_RECORDS FOR THE EXERCISE_

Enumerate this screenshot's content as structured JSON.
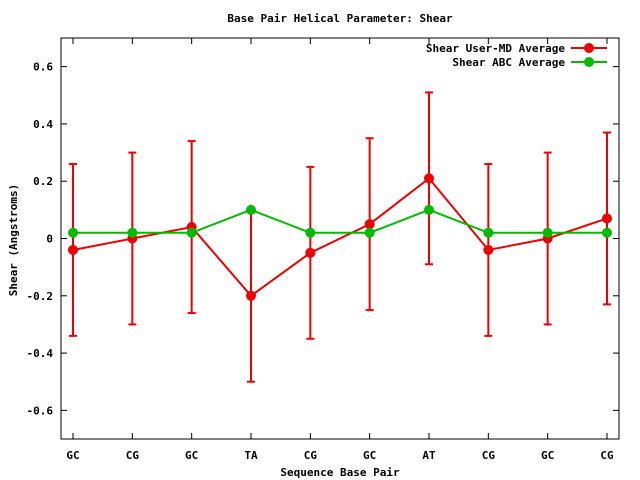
{
  "chart_data": {
    "type": "line",
    "title": "Base Pair Helical Parameter: Shear",
    "xlabel": "Sequence Base Pair",
    "ylabel": "Shear (Angstroms)",
    "categories": [
      "GC",
      "CG",
      "GC",
      "TA",
      "CG",
      "GC",
      "AT",
      "CG",
      "GC",
      "CG"
    ],
    "ylim": [
      -0.7,
      0.7
    ],
    "yticks": [
      -0.6,
      -0.4,
      -0.2,
      0,
      0.2,
      0.4,
      0.6
    ],
    "ytick_labels": [
      "-0.6",
      "-0.4",
      "-0.2",
      "0",
      "0.2",
      "0.4",
      "0.6"
    ],
    "grid": false,
    "legend_position": "top-right",
    "series": [
      {
        "name": "Shear User-MD Average",
        "color": "#ee0000",
        "values": [
          -0.04,
          0.0,
          0.04,
          -0.2,
          -0.05,
          0.05,
          0.21,
          -0.04,
          0.0,
          0.07
        ],
        "error": [
          0.3,
          0.3,
          0.3,
          0.3,
          0.3,
          0.3,
          0.3,
          0.3,
          0.3,
          0.3
        ]
      },
      {
        "name": "Shear ABC Average",
        "color": "#00bb00",
        "values": [
          0.02,
          0.02,
          0.02,
          0.1,
          0.02,
          0.02,
          0.1,
          0.02,
          0.02,
          0.02
        ]
      }
    ]
  }
}
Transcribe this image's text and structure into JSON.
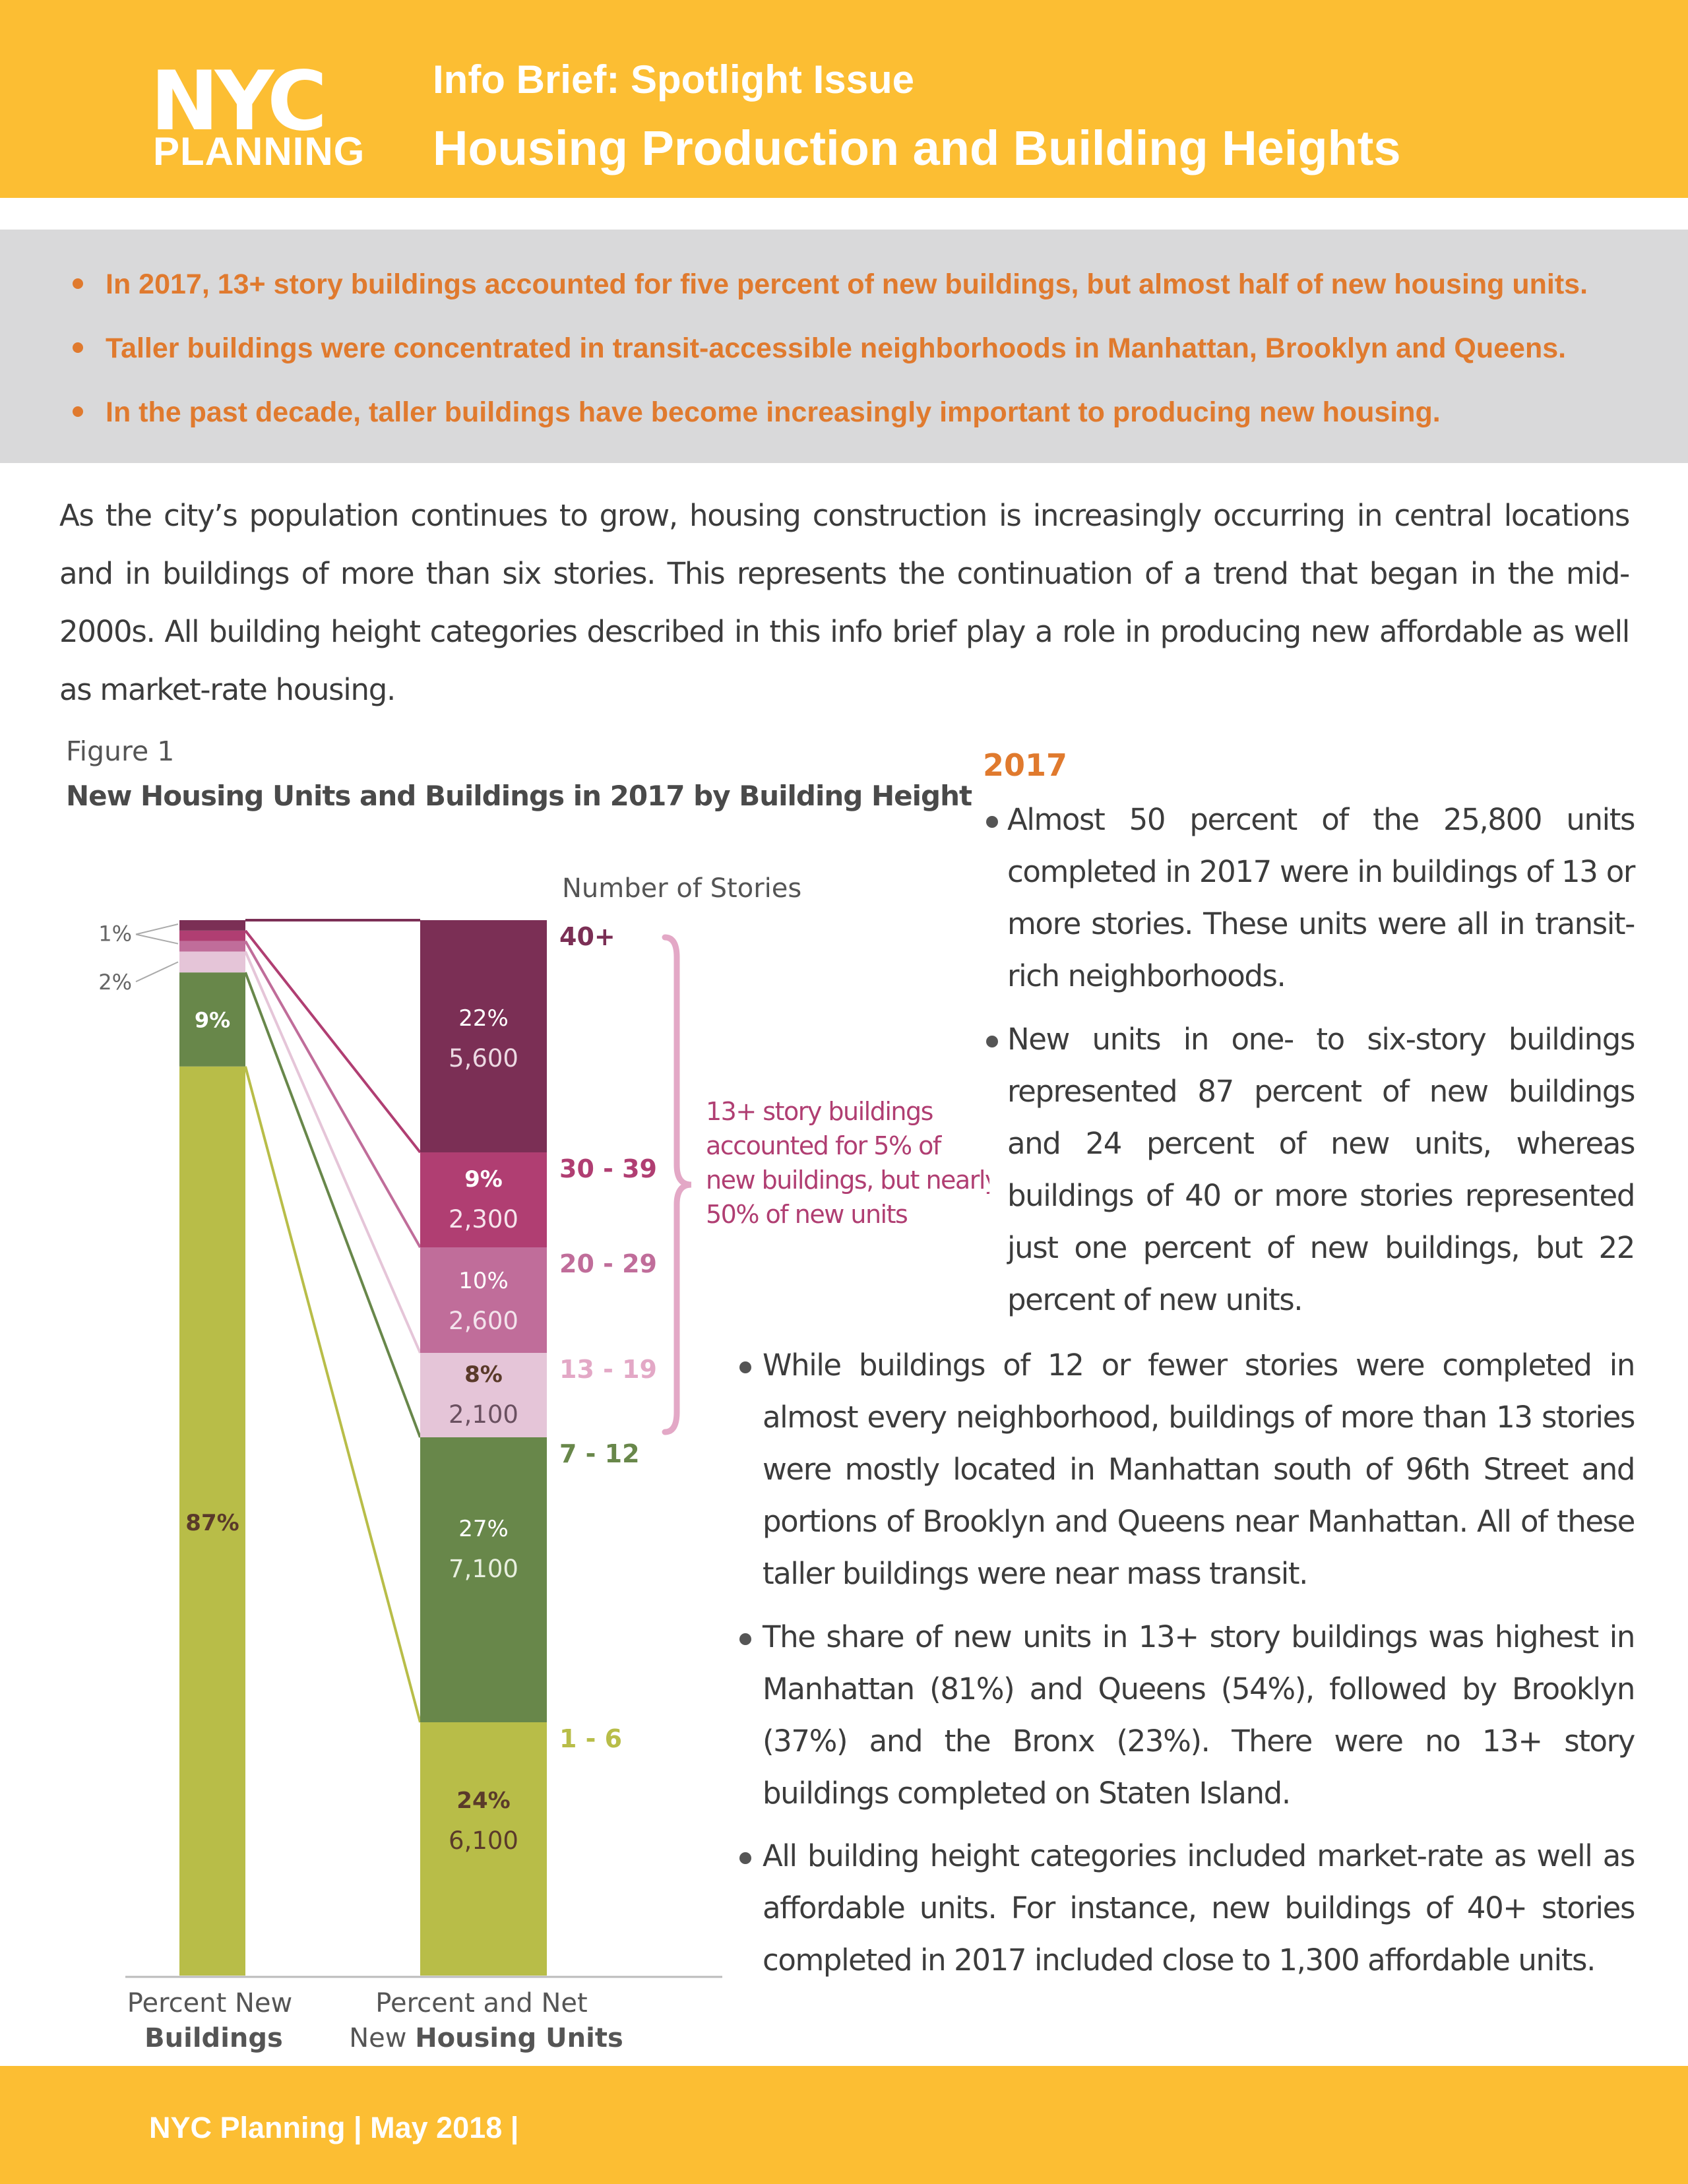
{
  "header": {
    "logo_top": "NYC",
    "logo_bottom": "PLANNING",
    "kicker": "Info Brief: Spotlight Issue",
    "title": "Housing Production and Building Heights"
  },
  "highlights": [
    "In 2017, 13+ story buildings accounted for five percent of new buildings, but almost half of new housing units.",
    "Taller buildings were concentrated in transit-accessible neighborhoods in Manhattan, Brooklyn and Queens.",
    "In the past decade, taller buildings have become increasingly important to producing new housing."
  ],
  "intro": "As the city’s population continues to grow, housing construction is increasingly occurring in central locations and in buildings of more than six stories. This represents the continuation of a trend that began in the mid-2000s. All building height categories described in this info brief play a role in producing new affordable as well as market-rate housing.",
  "figure": {
    "kicker": "Figure 1",
    "title": "New Housing Units and Buildings in 2017 by Building Height"
  },
  "chart_data": {
    "type": "bar",
    "title": "New Housing Units and Buildings in 2017 by Building Height",
    "legend_title": "Number of Stories",
    "categories": [
      "1 - 6",
      "7 - 12",
      "13 - 19",
      "20 - 29",
      "30 - 39",
      "40+"
    ],
    "colors": [
      "#b8bd48",
      "#68874a",
      "#e5c5d8",
      "#c06d9a",
      "#b03e72",
      "#7b2f55"
    ],
    "series": [
      {
        "name": "Percent New Buildings",
        "values": [
          87,
          9,
          2,
          1,
          1,
          1
        ],
        "labels": [
          "87%",
          "9%",
          "2%",
          "1%",
          "",
          ""
        ]
      },
      {
        "name": "Percent and Net New Housing Units",
        "values": [
          24,
          27,
          8,
          10,
          9,
          22
        ],
        "percent_labels": [
          "24%",
          "27%",
          "8%",
          "10%",
          "9%",
          "22%"
        ],
        "units": [
          "6,100",
          "7,100",
          "2,100",
          "2,600",
          "2,300",
          "5,600"
        ]
      }
    ],
    "xlabels": [
      {
        "line1": "Percent New",
        "line2": "Buildings"
      },
      {
        "line1": "Percent and Net",
        "line2_pre": "New ",
        "line2_bold": "Housing Units"
      }
    ],
    "annotation": [
      "13+ story buildings",
      "accounted for 5% of",
      "new buildings, but nearly",
      "50% of new units"
    ]
  },
  "right_column": {
    "heading": "2017",
    "bullets": [
      "Almost 50 percent of the 25,800 units completed in 2017 were in buildings of 13 or more stories. These units were all in transit-rich neighborhoods.",
      "New units in one- to six-story buildings represented 87 percent of new buildings and 24 percent of new units, whereas buildings of 40 or more stories represented just one percent of new buildings, but 22 percent of new units.",
      "While buildings of 12 or fewer stories were completed in almost every neighborhood, buildings of more than 13 stories were mostly located in Manhattan south of 96th Street and portions of Brooklyn and Queens near Manhattan. All of these taller buildings were near mass transit.",
      "The share of new units in 13+ story buildings was highest in Manhattan (81%) and Queens (54%), followed by Brooklyn (37%) and the Bronx (23%). There were no 13+ story buildings completed on Staten Island.",
      "All building height categories included market-rate as well as affordable units. For instance, new buildings of 40+ stories completed in 2017 included close to 1,300 affordable units."
    ]
  },
  "footer": {
    "text": "NYC Planning  |  May 2018  |"
  }
}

_STATED EXERCISE_
Identify each line in the records above that contains the word "neighborhoods", and copy it out in full.

_SOLVED EXERCISE_
    "Taller buildings were concentrated in transit-accessible neighborhoods in Manhattan, Brooklyn and Queens.",
      "Almost 50 percent of the 25,800 units completed in 2017 were in buildings of 13 or more stories. These units were all in transit-rich neighborhoods.",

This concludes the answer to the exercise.